● **EXERCISE GOAL**
Print out each record below, unaltered and complete, without its images.

● **PROVIDED RECORDS**
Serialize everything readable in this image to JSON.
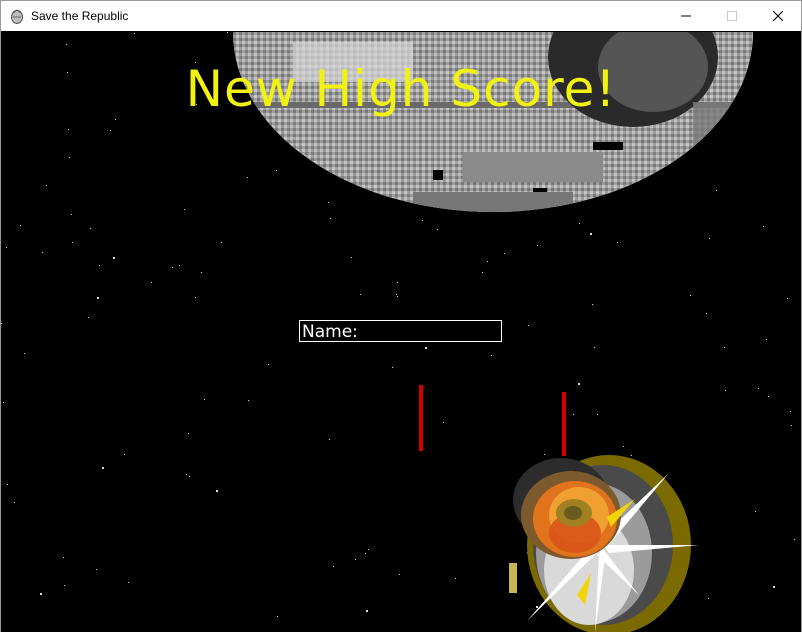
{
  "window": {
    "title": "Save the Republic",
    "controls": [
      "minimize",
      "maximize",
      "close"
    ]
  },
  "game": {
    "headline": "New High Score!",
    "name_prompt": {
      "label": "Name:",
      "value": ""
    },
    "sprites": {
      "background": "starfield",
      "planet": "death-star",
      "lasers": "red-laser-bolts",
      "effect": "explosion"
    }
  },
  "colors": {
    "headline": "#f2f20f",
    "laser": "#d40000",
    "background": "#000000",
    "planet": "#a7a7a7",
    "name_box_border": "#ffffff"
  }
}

● **RESPONSE**
Serialize everything readable in this image to JSON.
{
  "window": {
    "title": "Save the Republic",
    "controls": [
      "minimize",
      "maximize",
      "close"
    ]
  },
  "game": {
    "headline": "New High Score!",
    "name_prompt": {
      "label": "Name:",
      "value": ""
    },
    "sprites": {
      "background": "starfield",
      "planet": "death-star",
      "lasers": "red-laser-bolts",
      "effect": "explosion"
    }
  },
  "colors": {
    "headline": "#f2f20f",
    "laser": "#d40000",
    "background": "#000000",
    "planet": "#a7a7a7",
    "name_box_border": "#ffffff"
  }
}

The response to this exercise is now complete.